▼▼▼

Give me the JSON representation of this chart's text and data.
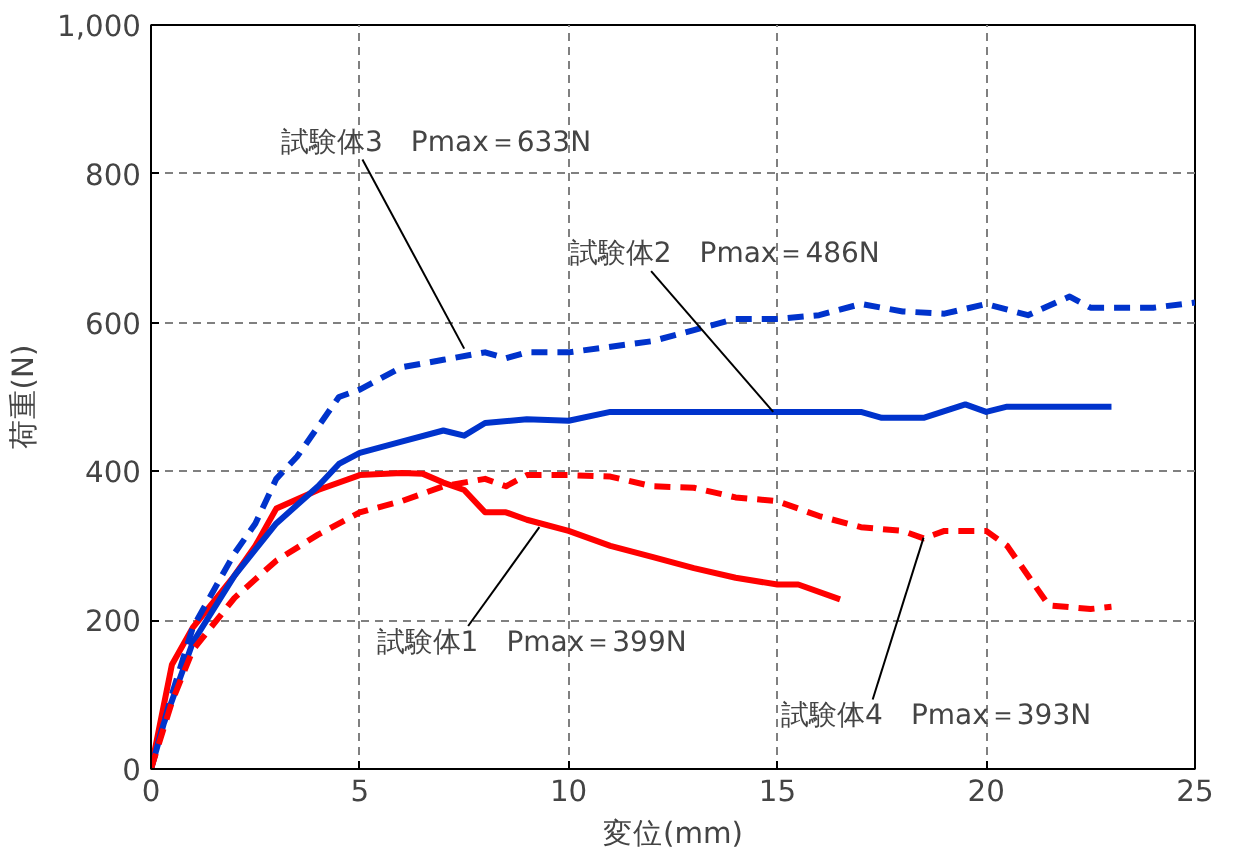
{
  "chart_data": {
    "type": "line",
    "xlabel": "変位(mm)",
    "ylabel": "荷重(N)",
    "xlim": [
      0,
      25
    ],
    "ylim": [
      0,
      1000
    ],
    "xticks": [
      0,
      5,
      10,
      15,
      20,
      25
    ],
    "yticks": [
      0,
      200,
      400,
      600,
      800,
      {
        "value": 1000,
        "label": "1,000"
      }
    ],
    "grid": true,
    "series": [
      {
        "color": "#ff0000",
        "line_style": "solid",
        "x": [
          0,
          0.5,
          1,
          2,
          2.5,
          3,
          4,
          5,
          6,
          6.5,
          7,
          7.5,
          8,
          8.5,
          9,
          10,
          11,
          12,
          13,
          14,
          15,
          15.5,
          16.5
        ],
        "values": [
          0,
          140,
          190,
          260,
          300,
          350,
          375,
          395,
          398,
          397,
          385,
          375,
          345,
          345,
          335,
          320,
          300,
          285,
          270,
          257,
          248,
          248,
          228
        ]
      },
      {
        "color": "#0033cc",
        "line_style": "solid",
        "x": [
          0,
          0.3,
          1,
          2,
          3,
          4,
          4.5,
          5,
          6,
          7,
          7.5,
          8,
          9,
          10,
          11,
          15,
          17,
          17.5,
          18.5,
          19.5,
          20,
          20.5,
          23
        ],
        "values": [
          0,
          60,
          170,
          260,
          330,
          380,
          410,
          425,
          440,
          455,
          448,
          465,
          470,
          468,
          480,
          480,
          480,
          472,
          472,
          490,
          480,
          487,
          487
        ]
      },
      {
        "color": "#0033cc",
        "line_style": "dashed",
        "x": [
          0,
          0.5,
          1,
          1.5,
          2,
          2.5,
          3,
          3.5,
          4,
          4.5,
          5,
          6,
          7,
          8,
          8.5,
          9,
          10,
          12,
          13,
          14,
          15,
          16,
          17,
          18,
          19,
          20,
          21,
          22,
          22.5,
          24,
          25
        ],
        "values": [
          0,
          100,
          190,
          240,
          290,
          330,
          390,
          420,
          460,
          500,
          510,
          540,
          550,
          560,
          552,
          560,
          560,
          575,
          590,
          605,
          605,
          610,
          625,
          615,
          612,
          625,
          610,
          635,
          620,
          620,
          627
        ]
      },
      {
        "color": "#ff0000",
        "line_style": "dashed",
        "x": [
          0,
          0.5,
          1,
          2,
          3,
          4,
          5,
          6,
          7,
          8,
          8.5,
          9,
          10,
          11,
          12,
          13,
          14,
          15,
          16,
          17,
          18,
          18.5,
          19,
          20,
          20.5,
          21.5,
          22.5,
          23
        ],
        "values": [
          0,
          90,
          160,
          230,
          280,
          315,
          345,
          360,
          380,
          390,
          380,
          395,
          395,
          393,
          380,
          378,
          365,
          360,
          340,
          325,
          320,
          310,
          320,
          320,
          300,
          220,
          215,
          218
        ]
      }
    ],
    "annotations": [
      {
        "text": "試験体3　Pmax＝633N",
        "x": 7.5,
        "y": 565
      },
      {
        "text": "試験体2　Pmax＝486N",
        "x": 14.9,
        "y": 480
      },
      {
        "text": "試験体1　Pmax＝399N",
        "x": 9.3,
        "y": 325
      },
      {
        "text": "試験体4　Pmax＝393N",
        "x": 18.5,
        "y": 311
      }
    ]
  }
}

▲▲▲

● WRITTEN TASK
Output the entries above exactly, without their pictures.

● RESPONSE FOR THIS EXERCISE
Give me the JSON representation of this chart's text and data.
{
  "chart_data": {
    "type": "line",
    "xlabel": "変位(mm)",
    "ylabel": "荷重(N)",
    "xlim": [
      0,
      25
    ],
    "ylim": [
      0,
      1000
    ],
    "xticks": [
      0,
      5,
      10,
      15,
      20,
      25
    ],
    "yticks": [
      0,
      200,
      400,
      600,
      800,
      {
        "value": 1000,
        "label": "1,000"
      }
    ],
    "grid": true,
    "series": [
      {
        "color": "#ff0000",
        "line_style": "solid",
        "x": [
          0,
          0.5,
          1,
          2,
          2.5,
          3,
          4,
          5,
          6,
          6.5,
          7,
          7.5,
          8,
          8.5,
          9,
          10,
          11,
          12,
          13,
          14,
          15,
          15.5,
          16.5
        ],
        "values": [
          0,
          140,
          190,
          260,
          300,
          350,
          375,
          395,
          398,
          397,
          385,
          375,
          345,
          345,
          335,
          320,
          300,
          285,
          270,
          257,
          248,
          248,
          228
        ]
      },
      {
        "color": "#0033cc",
        "line_style": "solid",
        "x": [
          0,
          0.3,
          1,
          2,
          3,
          4,
          4.5,
          5,
          6,
          7,
          7.5,
          8,
          9,
          10,
          11,
          15,
          17,
          17.5,
          18.5,
          19.5,
          20,
          20.5,
          23
        ],
        "values": [
          0,
          60,
          170,
          260,
          330,
          380,
          410,
          425,
          440,
          455,
          448,
          465,
          470,
          468,
          480,
          480,
          480,
          472,
          472,
          490,
          480,
          487,
          487
        ]
      },
      {
        "color": "#0033cc",
        "line_style": "dashed",
        "x": [
          0,
          0.5,
          1,
          1.5,
          2,
          2.5,
          3,
          3.5,
          4,
          4.5,
          5,
          6,
          7,
          8,
          8.5,
          9,
          10,
          12,
          13,
          14,
          15,
          16,
          17,
          18,
          19,
          20,
          21,
          22,
          22.5,
          24,
          25
        ],
        "values": [
          0,
          100,
          190,
          240,
          290,
          330,
          390,
          420,
          460,
          500,
          510,
          540,
          550,
          560,
          552,
          560,
          560,
          575,
          590,
          605,
          605,
          610,
          625,
          615,
          612,
          625,
          610,
          635,
          620,
          620,
          627
        ]
      },
      {
        "color": "#ff0000",
        "line_style": "dashed",
        "x": [
          0,
          0.5,
          1,
          2,
          3,
          4,
          5,
          6,
          7,
          8,
          8.5,
          9,
          10,
          11,
          12,
          13,
          14,
          15,
          16,
          17,
          18,
          18.5,
          19,
          20,
          20.5,
          21.5,
          22.5,
          23
        ],
        "values": [
          0,
          90,
          160,
          230,
          280,
          315,
          345,
          360,
          380,
          390,
          380,
          395,
          395,
          393,
          380,
          378,
          365,
          360,
          340,
          325,
          320,
          310,
          320,
          320,
          300,
          220,
          215,
          218
        ]
      }
    ],
    "annotations": [
      {
        "text": "試験体3　Pmax＝633N",
        "x": 7.5,
        "y": 565
      },
      {
        "text": "試験体2　Pmax＝486N",
        "x": 14.9,
        "y": 480
      },
      {
        "text": "試験体1　Pmax＝399N",
        "x": 9.3,
        "y": 325
      },
      {
        "text": "試験体4　Pmax＝393N",
        "x": 18.5,
        "y": 311
      }
    ]
  }
}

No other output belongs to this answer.